- _Records shown_:
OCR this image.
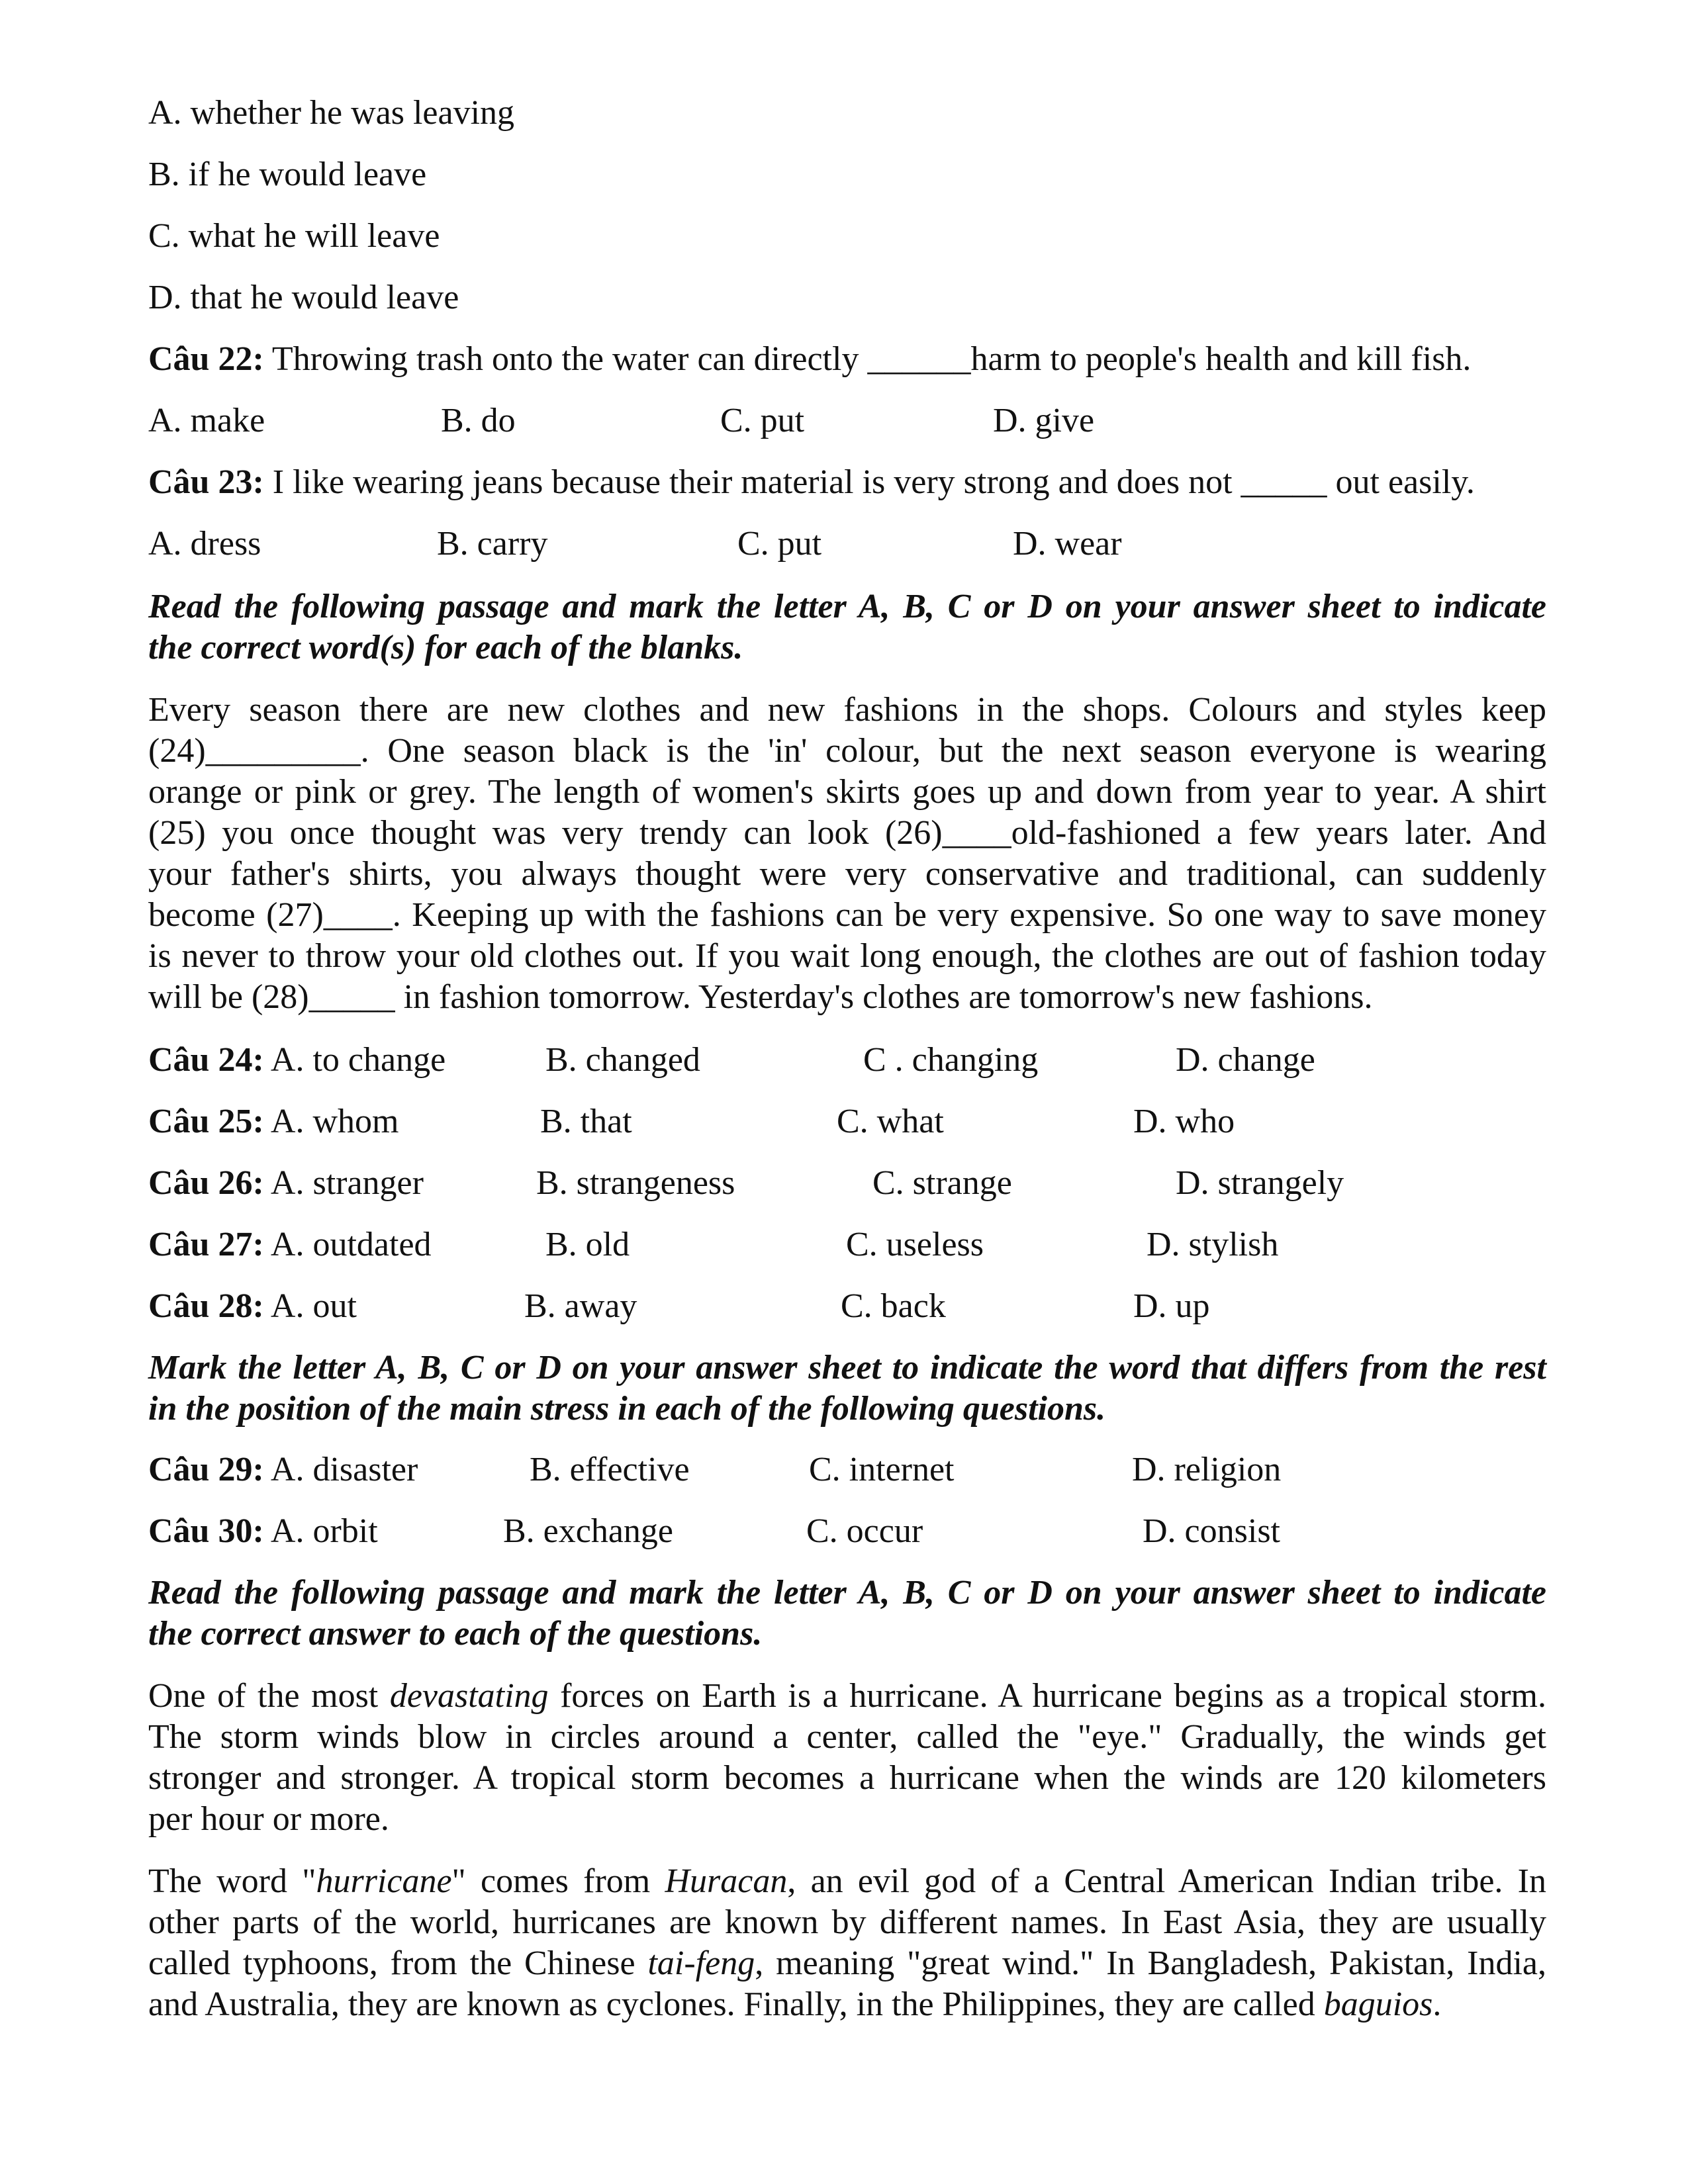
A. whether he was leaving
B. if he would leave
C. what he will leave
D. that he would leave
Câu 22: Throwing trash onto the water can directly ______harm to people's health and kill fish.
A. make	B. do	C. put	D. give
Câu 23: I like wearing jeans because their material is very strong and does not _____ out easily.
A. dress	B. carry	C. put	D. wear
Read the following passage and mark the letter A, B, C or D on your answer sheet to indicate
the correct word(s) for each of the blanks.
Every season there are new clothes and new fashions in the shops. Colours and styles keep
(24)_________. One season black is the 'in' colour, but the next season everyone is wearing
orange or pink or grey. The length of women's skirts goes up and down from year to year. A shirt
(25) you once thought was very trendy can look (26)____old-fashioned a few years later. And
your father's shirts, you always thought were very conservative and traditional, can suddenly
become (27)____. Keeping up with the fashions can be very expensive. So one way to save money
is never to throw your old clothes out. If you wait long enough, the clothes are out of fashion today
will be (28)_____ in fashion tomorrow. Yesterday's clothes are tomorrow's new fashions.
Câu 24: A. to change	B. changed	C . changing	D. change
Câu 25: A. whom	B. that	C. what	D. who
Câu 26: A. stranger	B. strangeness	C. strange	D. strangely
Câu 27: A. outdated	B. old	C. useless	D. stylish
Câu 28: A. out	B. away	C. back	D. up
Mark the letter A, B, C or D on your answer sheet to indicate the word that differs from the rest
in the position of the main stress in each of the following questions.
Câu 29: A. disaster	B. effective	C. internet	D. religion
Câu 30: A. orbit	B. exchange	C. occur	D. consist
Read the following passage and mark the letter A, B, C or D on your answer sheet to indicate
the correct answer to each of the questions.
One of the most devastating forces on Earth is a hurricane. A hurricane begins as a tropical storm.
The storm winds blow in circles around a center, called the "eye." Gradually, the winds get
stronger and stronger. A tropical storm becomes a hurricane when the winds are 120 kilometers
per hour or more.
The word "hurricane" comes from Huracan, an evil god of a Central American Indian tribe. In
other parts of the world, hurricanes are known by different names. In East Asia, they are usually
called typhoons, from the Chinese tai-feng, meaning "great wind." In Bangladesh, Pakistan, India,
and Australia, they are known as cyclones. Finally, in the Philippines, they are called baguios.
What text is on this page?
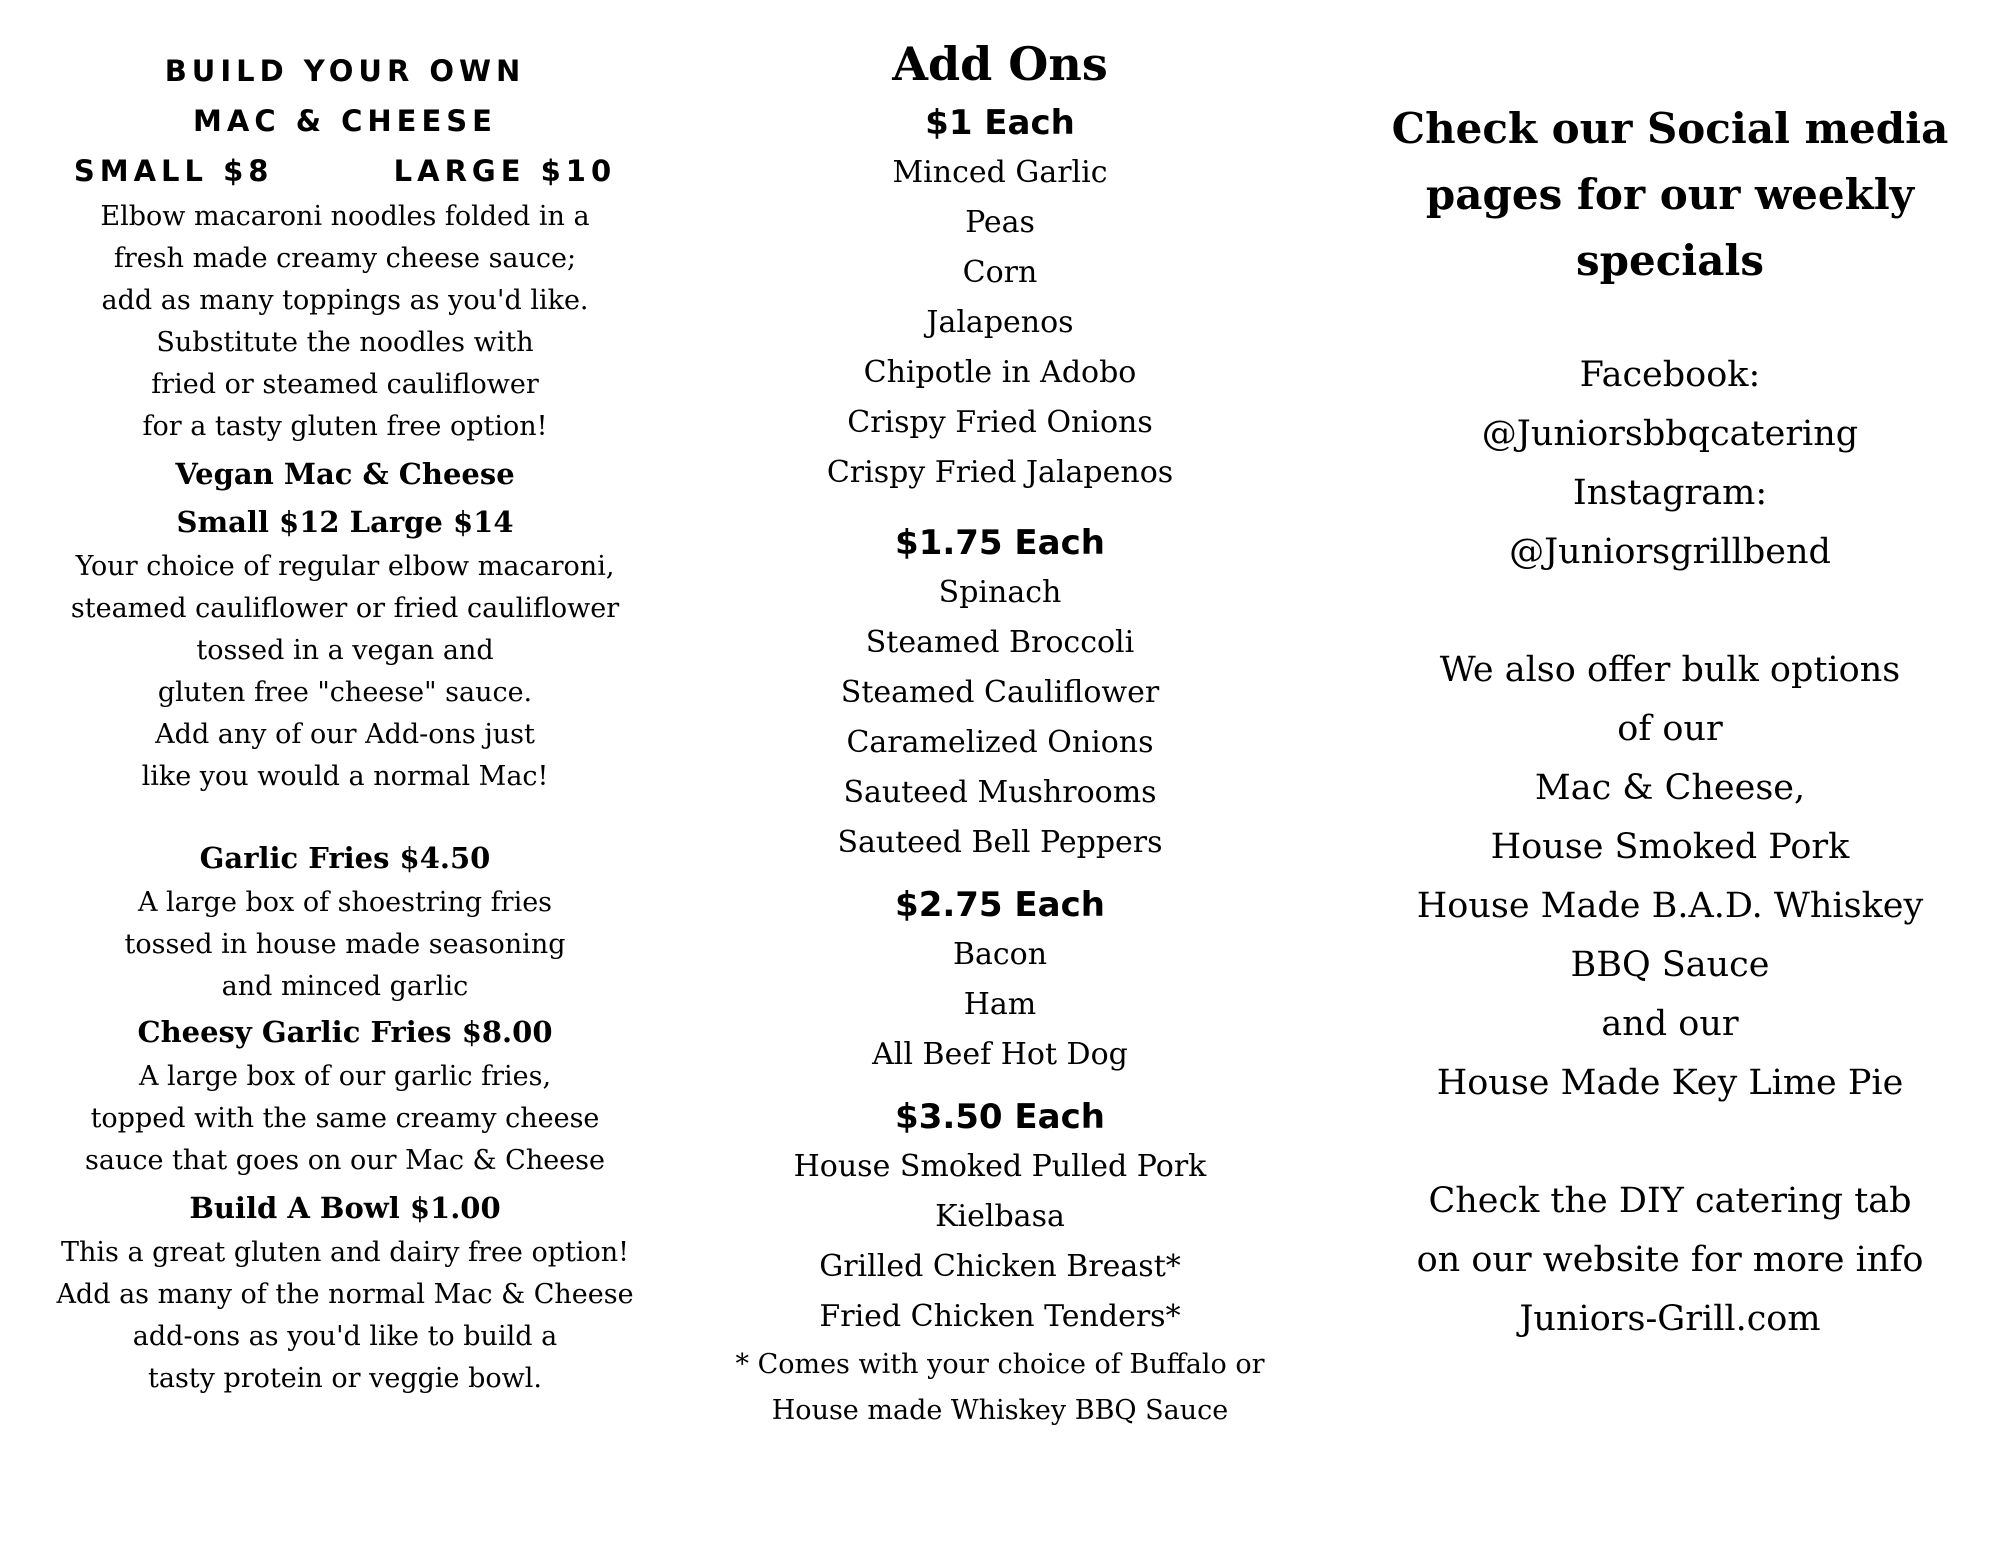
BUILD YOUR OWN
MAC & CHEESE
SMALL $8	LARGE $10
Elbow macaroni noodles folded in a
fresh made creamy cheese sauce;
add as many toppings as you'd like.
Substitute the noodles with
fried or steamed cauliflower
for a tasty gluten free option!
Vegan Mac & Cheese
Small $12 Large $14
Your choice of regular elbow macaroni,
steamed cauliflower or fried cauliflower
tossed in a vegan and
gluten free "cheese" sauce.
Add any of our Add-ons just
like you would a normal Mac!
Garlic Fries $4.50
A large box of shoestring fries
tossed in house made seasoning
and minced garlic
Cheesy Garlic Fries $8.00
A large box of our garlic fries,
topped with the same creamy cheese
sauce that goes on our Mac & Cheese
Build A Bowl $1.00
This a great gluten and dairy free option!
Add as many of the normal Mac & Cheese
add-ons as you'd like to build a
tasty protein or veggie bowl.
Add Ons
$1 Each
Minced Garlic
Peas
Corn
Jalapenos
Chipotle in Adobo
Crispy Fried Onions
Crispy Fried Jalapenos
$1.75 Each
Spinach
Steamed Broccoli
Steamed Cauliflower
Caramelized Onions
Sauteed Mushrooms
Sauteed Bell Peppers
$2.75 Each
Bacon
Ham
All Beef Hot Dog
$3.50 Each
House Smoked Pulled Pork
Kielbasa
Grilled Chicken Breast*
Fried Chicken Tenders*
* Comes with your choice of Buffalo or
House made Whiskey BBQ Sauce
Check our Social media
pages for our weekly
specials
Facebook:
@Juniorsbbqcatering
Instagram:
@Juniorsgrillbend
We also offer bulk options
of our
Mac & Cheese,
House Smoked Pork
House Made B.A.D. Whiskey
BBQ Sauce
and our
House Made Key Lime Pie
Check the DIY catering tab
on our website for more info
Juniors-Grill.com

- _Description of the task_: Scan the material above for "more". Copy every line where it appears.

- _Your response_:
per hour or more.
on our website for more info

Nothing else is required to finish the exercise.